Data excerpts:

-*-*-

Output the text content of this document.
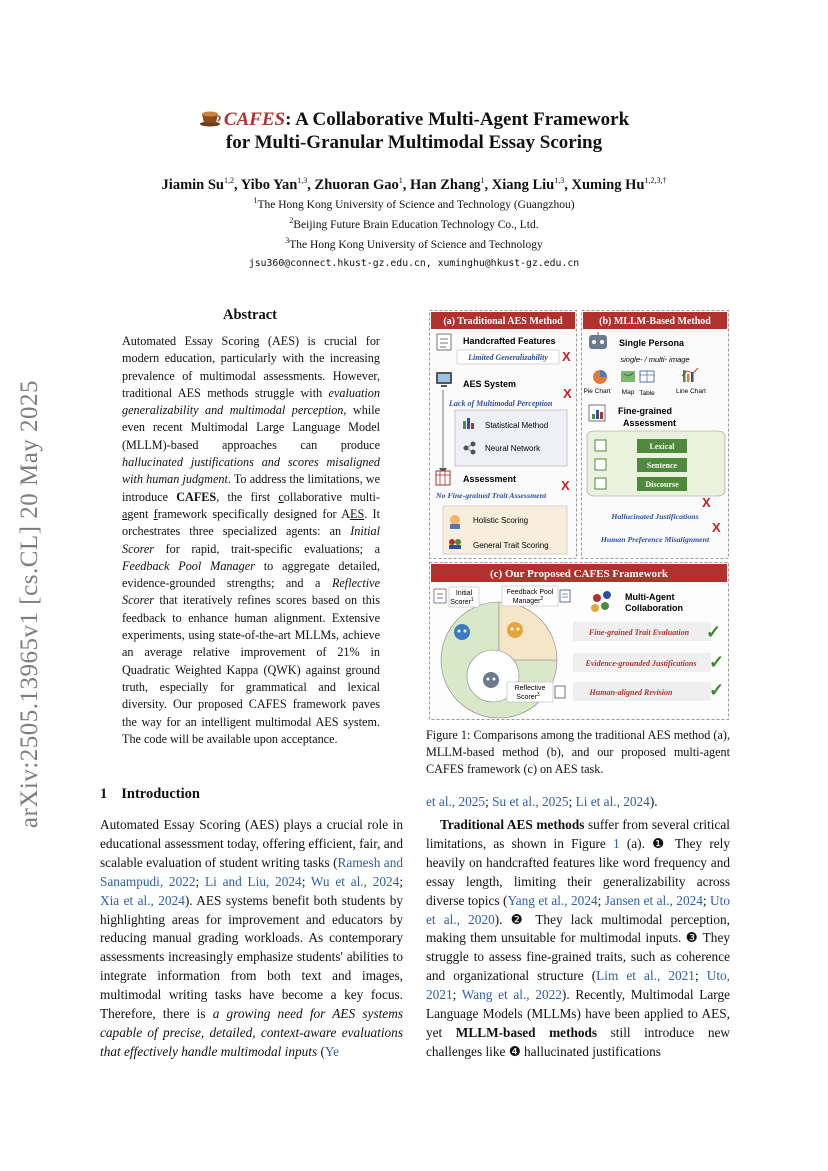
arXiv:2505.13965v1 [cs.CL] 20 May 2025
CAFES: A Collaborative Multi-Agent Framework
for Multi-Granular Multimodal Essay Scoring
Jiamin Su$^{1,2}$, Yibo Yan$^{1,3}$, Zhuoran Gao$^1$, Han Zhang$^1$, Xiang Liu$^{1,3}$, Xuming $Hu^{1,2,3,\dagger}$
$^1$The Hong Kong University of Science and Technology (Guangzhou)
$^2$Beijing Future Brain Education Technology Co., Ltd.
$^3$The Hong Kong University of Science and Technology
jsu360@connect.hkust-gz.edu.cn, xuminghu@hkust-gz.edu.cn
Abstract
Automated Essay Scoring (AES) is crucial for modern education, particularly with the increasing prevalence of multimodal assessments. However, traditional AES methods struggle with evaluation generalizability and multimodal perception, while even recent Multimodal Large Language Model (MLLM)-based approaches can produce hallucinated justifications and scores misaligned with human judgment. To address the limitations, we introduce CAFES, the first collaborative multi-agent framework specifically designed for AES. It orchestrates three specialized agents: an Initial Scorer for rapid, trait-specific evaluations; a Feedback Pool Manager to aggregate detailed, evidence-grounded strengths; and a Reflective Scorer that iteratively refines scores based on this feedback to enhance human alignment. Extensive experiments, using state-of-the-art MLLMs, achieve an average relative improvement of 21% in Quadratic Weighted Kappa (QWK) against ground truth, especially for grammatical and lexical diversity. Our proposed CAFES framework paves the way for an intelligent multimodal AES system. The code will be available upon acceptance.
1 Introduction
Automated Essay Scoring (AES) plays a crucial role in educational assessment today, offering efficient, fair, and scalable evaluation of student writing tasks (Ramesh and Sanampudi, 2022; Li and Liu, 2024; Wu et al., 2024; Xia et al., 2024). AES systems benefit both students by highlighting areas for improvement and educators by reducing manual grading workloads. As contemporary assessments increasingly emphasize students' abilities to integrate information from both text and images, multimodal writing tasks have become a key focus. Therefore, there is a growing need for AES systems capable of precise, detailed, context-aware evaluations that effectively handle multimodal inputs (Ye
(a) Traditional AES Method
Handcrafted Features
Limited Generalizability X
AES System
X
Lack of Multimodal Perception
Statistical Method
Neural Network
Assessment	X
No Fine-grained Trait Assessment
Holistic Scoring
General Trait Scoring
(b) MLLM-Based Method
Single Persona
single- / multi- image
Pie Chart Map Table	Line Chart
Fine-grained
Assessment
Lexical
Sentence
Discourse
X
Hallucinated Justifications
X
Human Preference Misalignment
(c) Our Proposed CAFES Framework
Initial
Scorer$^1$
Feedback Pool
Manager$^2$
Reflective
Scorer$^3$
Multi-Agent
Collaboration
Fine-grained Trait Evaluation ✓
Evidence-grounded Justifications ✓
Human-aligned Revision ✓
Figure 1: Comparisons among the traditional AES method (a), MLLM-based method (b), and our proposed multi-agent CAFES framework (c) on AES task.
et al., 2025; Su et al., 2025; Li et al., 2024).
Traditional AES methods suffer from several critical limitations, as shown in Figure 1 (a). ❶ They rely heavily on handcrafted features like word frequency and essay length, limiting their generalizability across diverse topics (Yang et al., 2024; Jansen et al., 2024; Uto et al., 2020). ❷ They lack multimodal perception, making them unsuitable for multimodal inputs. ❸ They struggle to assess fine-grained traits, such as coherence and organizational structure (Lim et al., 2021; Uto, 2021; Wang et al., 2022). Recently, Multimodal Large Language Models (MLLMs) have been applied to AES, yet MLLM-based methods still introduce new challenges like ❹ hallucinated justifications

-*-*-

Written task: Reproduce the whole listing exactly, but not the images in it.

Solution below:
Output the text content of this document.
arXiv:2505.13965v1 [cs.CL] 20 May 2025
CAFES: A Collaborative Multi-Agent Framework
for Multi-Granular Multimodal Essay Scoring
Jiamin Su$^{1,2}$, Yibo Yan$^{1,3}$, Zhuoran Gao$^1$, Han Zhang$^1$, Xiang Liu$^{1,3}$, Xuming $Hu^{1,2,3,\dagger}$
$^1$The Hong Kong University of Science and Technology (Guangzhou)
$^2$Beijing Future Brain Education Technology Co., Ltd.
$^3$The Hong Kong University of Science and Technology
jsu360@connect.hkust-gz.edu.cn, xuminghu@hkust-gz.edu.cn
Abstract
Automated Essay Scoring (AES) is crucial for modern education, particularly with the increasing prevalence of multimodal assessments. However, traditional AES methods struggle with evaluation generalizability and multimodal perception, while even recent Multimodal Large Language Model (MLLM)-based approaches can produce hallucinated justifications and scores misaligned with human judgment. To address the limitations, we introduce CAFES, the first collaborative multi-agent framework specifically designed for AES. It orchestrates three specialized agents: an Initial Scorer for rapid, trait-specific evaluations; a Feedback Pool Manager to aggregate detailed, evidence-grounded strengths; and a Reflective Scorer that iteratively refines scores based on this feedback to enhance human alignment. Extensive experiments, using state-of-the-art MLLMs, achieve an average relative improvement of 21% in Quadratic Weighted Kappa (QWK) against ground truth, especially for grammatical and lexical diversity. Our proposed CAFES framework paves the way for an intelligent multimodal AES system. The code will be available upon acceptance.
1 Introduction
Automated Essay Scoring (AES) plays a crucial role in educational assessment today, offering efficient, fair, and scalable evaluation of student writing tasks (Ramesh and Sanampudi, 2022; Li and Liu, 2024; Wu et al., 2024; Xia et al., 2024). AES systems benefit both students by highlighting areas for improvement and educators by reducing manual grading workloads. As contemporary assessments increasingly emphasize students' abilities to integrate information from both text and images, multimodal writing tasks have become a key focus. Therefore, there is a growing need for AES systems capable of precise, detailed, context-aware evaluations that effectively handle multimodal inputs (Ye
(a) Traditional AES Method
Handcrafted Features
Limited Generalizability X
AES System
X
Lack of Multimodal Perception
Statistical Method
Neural Network
Assessment	X
No Fine-grained Trait Assessment
Holistic Scoring
General Trait Scoring
(b) MLLM-Based Method
Single Persona
single- / multi- image
Pie Chart Map Table	Line Chart
Fine-grained
Assessment
Lexical
Sentence
Discourse
X
Hallucinated Justifications
X
Human Preference Misalignment
(c) Our Proposed CAFES Framework
Initial
Scorer$^1$
Feedback Pool
Manager$^2$
Reflective
Scorer$^3$
Multi-Agent
Collaboration
Fine-grained Trait Evaluation ✓
Evidence-grounded Justifications ✓
Human-aligned Revision ✓
Figure 1: Comparisons among the traditional AES method (a), MLLM-based method (b), and our proposed multi-agent CAFES framework (c) on AES task.
et al., 2025; Su et al., 2025; Li et al., 2024).
Traditional AES methods suffer from several critical limitations, as shown in Figure 1 (a). ❶ They rely heavily on handcrafted features like word frequency and essay length, limiting their generalizability across diverse topics (Yang et al., 2024; Jansen et al., 2024; Uto et al., 2020). ❷ They lack multimodal perception, making them unsuitable for multimodal inputs. ❸ They struggle to assess fine-grained traits, such as coherence and organizational structure (Lim et al., 2021; Uto, 2021; Wang et al., 2022). Recently, Multimodal Large Language Models (MLLMs) have been applied to AES, yet MLLM-based methods still introduce new challenges like ❹ hallucinated justifications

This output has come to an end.